What the exercise asks: Spot every line with the word "different" and return it.

Start of Available data

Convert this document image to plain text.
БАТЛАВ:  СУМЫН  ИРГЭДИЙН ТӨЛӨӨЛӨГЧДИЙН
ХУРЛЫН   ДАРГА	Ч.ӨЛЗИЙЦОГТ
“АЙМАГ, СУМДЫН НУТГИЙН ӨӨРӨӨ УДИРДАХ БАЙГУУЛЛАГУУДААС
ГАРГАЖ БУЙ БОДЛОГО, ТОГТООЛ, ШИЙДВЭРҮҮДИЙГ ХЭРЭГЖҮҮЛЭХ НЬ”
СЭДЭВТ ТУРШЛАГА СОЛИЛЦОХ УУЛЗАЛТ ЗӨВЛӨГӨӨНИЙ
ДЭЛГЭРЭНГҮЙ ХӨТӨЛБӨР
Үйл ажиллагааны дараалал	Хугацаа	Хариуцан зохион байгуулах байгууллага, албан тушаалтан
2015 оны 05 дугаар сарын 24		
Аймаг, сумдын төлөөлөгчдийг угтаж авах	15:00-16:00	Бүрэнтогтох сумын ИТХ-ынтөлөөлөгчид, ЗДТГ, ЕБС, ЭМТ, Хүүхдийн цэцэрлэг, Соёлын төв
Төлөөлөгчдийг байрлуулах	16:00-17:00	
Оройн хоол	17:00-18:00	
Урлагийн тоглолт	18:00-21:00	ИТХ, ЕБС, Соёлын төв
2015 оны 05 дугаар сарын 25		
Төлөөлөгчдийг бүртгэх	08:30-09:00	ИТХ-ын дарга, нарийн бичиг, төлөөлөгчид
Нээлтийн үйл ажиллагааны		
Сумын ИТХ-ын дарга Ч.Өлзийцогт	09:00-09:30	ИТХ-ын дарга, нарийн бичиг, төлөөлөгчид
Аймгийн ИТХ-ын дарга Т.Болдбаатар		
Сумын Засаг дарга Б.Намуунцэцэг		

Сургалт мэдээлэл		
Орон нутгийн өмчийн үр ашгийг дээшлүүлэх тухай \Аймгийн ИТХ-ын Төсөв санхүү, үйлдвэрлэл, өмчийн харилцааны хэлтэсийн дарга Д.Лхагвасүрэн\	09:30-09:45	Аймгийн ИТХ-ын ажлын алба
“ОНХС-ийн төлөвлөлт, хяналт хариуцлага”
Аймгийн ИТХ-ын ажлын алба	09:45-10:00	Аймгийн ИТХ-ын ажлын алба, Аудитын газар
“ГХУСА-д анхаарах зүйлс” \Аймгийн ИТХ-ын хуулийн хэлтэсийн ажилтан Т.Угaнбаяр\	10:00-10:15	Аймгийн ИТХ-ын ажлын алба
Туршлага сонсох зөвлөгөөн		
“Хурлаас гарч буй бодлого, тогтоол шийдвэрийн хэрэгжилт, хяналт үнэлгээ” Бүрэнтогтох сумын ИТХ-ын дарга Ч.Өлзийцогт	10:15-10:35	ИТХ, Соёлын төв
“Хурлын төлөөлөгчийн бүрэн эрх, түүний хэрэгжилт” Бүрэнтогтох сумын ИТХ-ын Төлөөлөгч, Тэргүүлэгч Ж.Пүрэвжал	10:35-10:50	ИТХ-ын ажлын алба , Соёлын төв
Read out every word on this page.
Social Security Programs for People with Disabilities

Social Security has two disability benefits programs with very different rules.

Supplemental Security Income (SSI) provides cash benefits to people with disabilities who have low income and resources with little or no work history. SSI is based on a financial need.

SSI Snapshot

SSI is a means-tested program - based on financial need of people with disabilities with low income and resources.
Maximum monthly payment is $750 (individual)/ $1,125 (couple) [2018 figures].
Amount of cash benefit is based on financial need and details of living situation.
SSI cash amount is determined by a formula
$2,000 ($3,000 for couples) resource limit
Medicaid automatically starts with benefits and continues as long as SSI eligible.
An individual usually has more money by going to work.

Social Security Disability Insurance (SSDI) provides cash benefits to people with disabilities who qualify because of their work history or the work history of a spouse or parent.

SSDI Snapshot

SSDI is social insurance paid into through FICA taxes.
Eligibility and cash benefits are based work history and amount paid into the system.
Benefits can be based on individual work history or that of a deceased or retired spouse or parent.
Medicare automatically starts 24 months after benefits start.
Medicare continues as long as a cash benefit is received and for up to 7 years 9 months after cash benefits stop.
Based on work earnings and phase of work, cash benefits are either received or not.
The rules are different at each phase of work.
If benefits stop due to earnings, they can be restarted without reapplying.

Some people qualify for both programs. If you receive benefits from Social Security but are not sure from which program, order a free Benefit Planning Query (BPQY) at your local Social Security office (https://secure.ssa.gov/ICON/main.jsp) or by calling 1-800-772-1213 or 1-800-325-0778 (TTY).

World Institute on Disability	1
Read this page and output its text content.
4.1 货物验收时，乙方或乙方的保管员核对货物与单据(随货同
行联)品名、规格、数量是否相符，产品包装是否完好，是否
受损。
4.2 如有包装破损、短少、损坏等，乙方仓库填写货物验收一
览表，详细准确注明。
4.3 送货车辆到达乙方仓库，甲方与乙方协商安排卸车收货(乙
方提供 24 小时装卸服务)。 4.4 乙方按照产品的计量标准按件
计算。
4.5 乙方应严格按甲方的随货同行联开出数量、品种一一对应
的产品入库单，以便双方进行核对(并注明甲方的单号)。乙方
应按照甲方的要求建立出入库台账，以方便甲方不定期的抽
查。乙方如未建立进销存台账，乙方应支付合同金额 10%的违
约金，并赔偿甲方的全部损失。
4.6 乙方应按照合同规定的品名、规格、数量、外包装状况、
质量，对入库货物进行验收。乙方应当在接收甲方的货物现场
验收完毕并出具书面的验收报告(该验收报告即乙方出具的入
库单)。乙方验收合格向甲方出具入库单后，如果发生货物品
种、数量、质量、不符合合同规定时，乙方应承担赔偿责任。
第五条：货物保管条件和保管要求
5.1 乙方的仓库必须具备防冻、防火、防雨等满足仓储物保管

End of Available data

Full response:
Social Security has two disability benefits programs with very different rules.
The rules are different at each phase of work.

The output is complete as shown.